Problem: Search the listing for "Register" and copy every line where it appears.
-*-
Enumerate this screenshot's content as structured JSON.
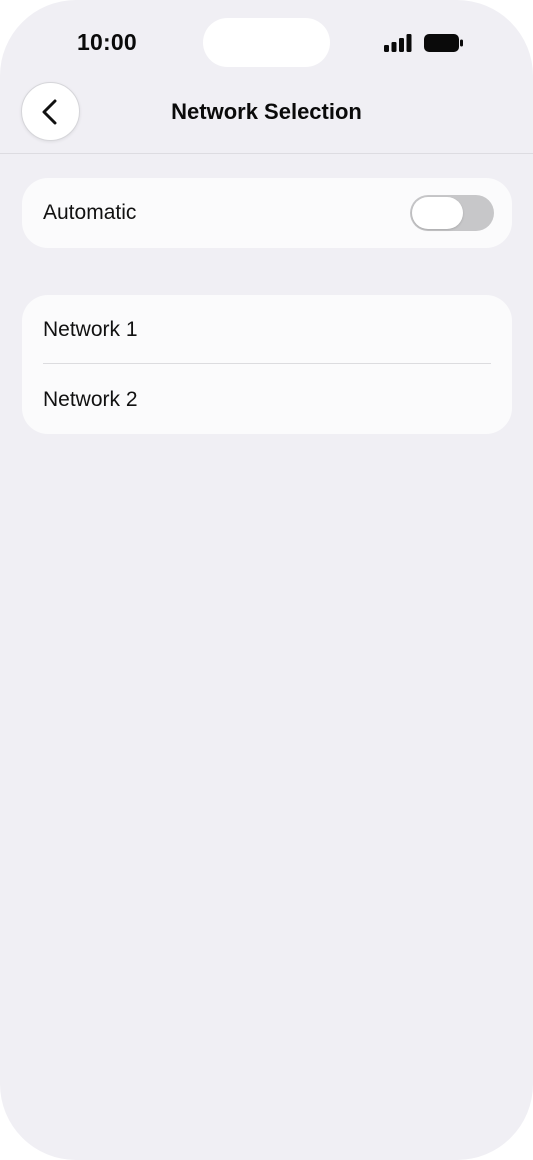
{
  "status_bar": {
    "time": "10:00",
    "signal_icon": "cellular-signal-icon",
    "battery_icon": "battery-full-icon"
  },
  "nav": {
    "back_icon": "chevron-left-icon",
    "title": "Network Selection"
  },
  "automatic": {
    "label": "Automatic",
    "enabled": false
  },
  "networks": [
    {
      "label": "Network 1"
    },
    {
      "label": "Network 2"
    }
  ],
  "colors": {
    "background": "#f0eff4",
    "card": "#fbfbfc",
    "toggle_off": "#c7c7c9"
  }
}
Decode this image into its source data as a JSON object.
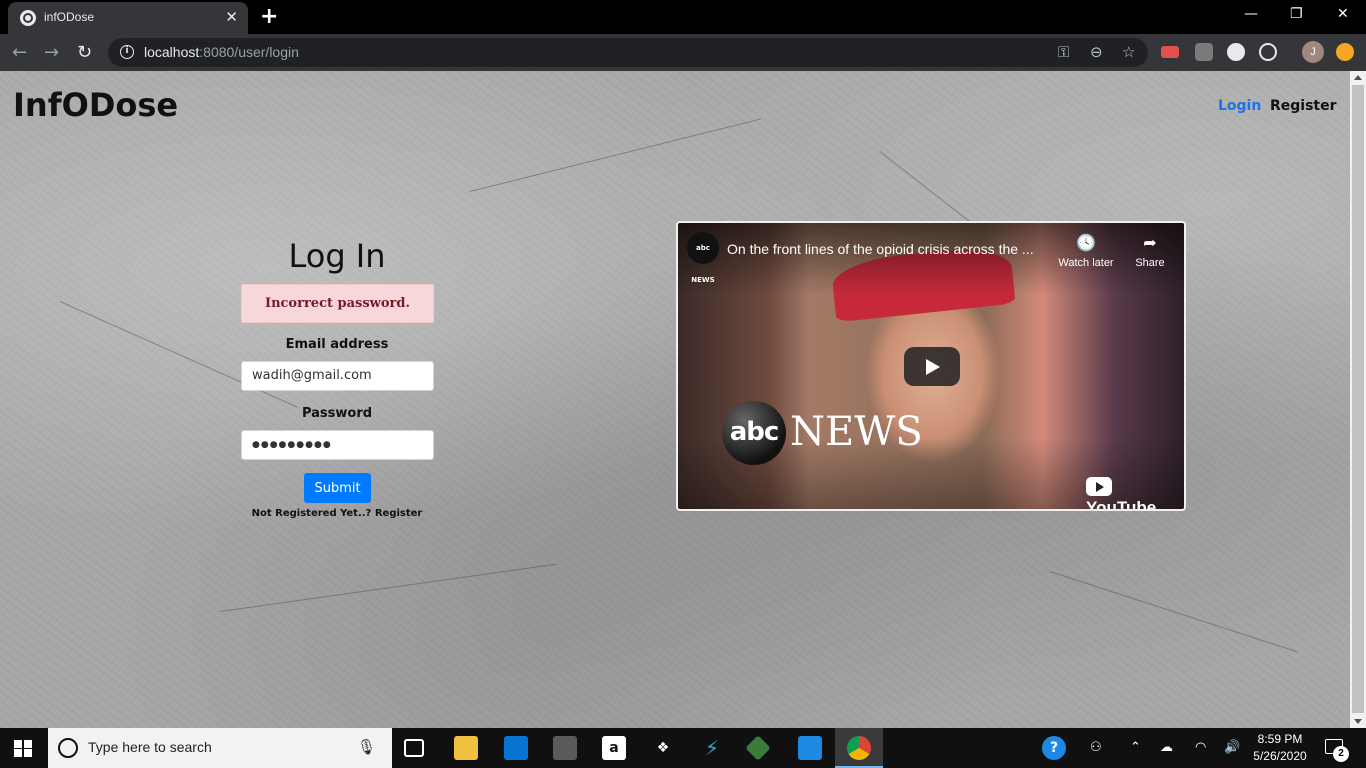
{
  "browser": {
    "tab_title": "infODose",
    "tab_close": "✕",
    "new_tab": "+",
    "url_host": "localhost",
    "url_rest": ":8080/user/login",
    "profile_initial": "J",
    "window_controls": {
      "minimize": "—",
      "restore": "❐",
      "close": "✕"
    },
    "nav": {
      "back": "←",
      "forward": "→",
      "reload": "↻"
    },
    "omni_icons": {
      "key": "⚿",
      "zoom": "⊖",
      "star": "☆"
    }
  },
  "site": {
    "brand": "InfODose",
    "nav_login": "Login",
    "nav_register": "Register"
  },
  "login": {
    "title": "Log In",
    "alert": "Incorrect password.",
    "email_label": "Email address",
    "email_value": "wadih@gmail.com",
    "password_label": "Password",
    "password_value": "●●●●●●●●●",
    "submit_label": "Submit",
    "register_link": "Not Registered Yet..? Register"
  },
  "video": {
    "channel": "abc NEWS",
    "title": "On the front lines of the opioid crisis across the ...",
    "watch_later_icon": "🕓",
    "watch_later": "Watch later",
    "share_icon": "➦",
    "share": "Share",
    "abc_logo": "abc",
    "abc_news": "NEWS",
    "youtube": "YouTube"
  },
  "taskbar": {
    "search_placeholder": "Type here to search",
    "mic": "🎙",
    "time": "8:59 PM",
    "date": "5/26/2020",
    "notification_count": "2"
  }
}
-*-
Finished task:
    "nav_register": "Register"
    "register_link": "Not Registered Yet..? Register"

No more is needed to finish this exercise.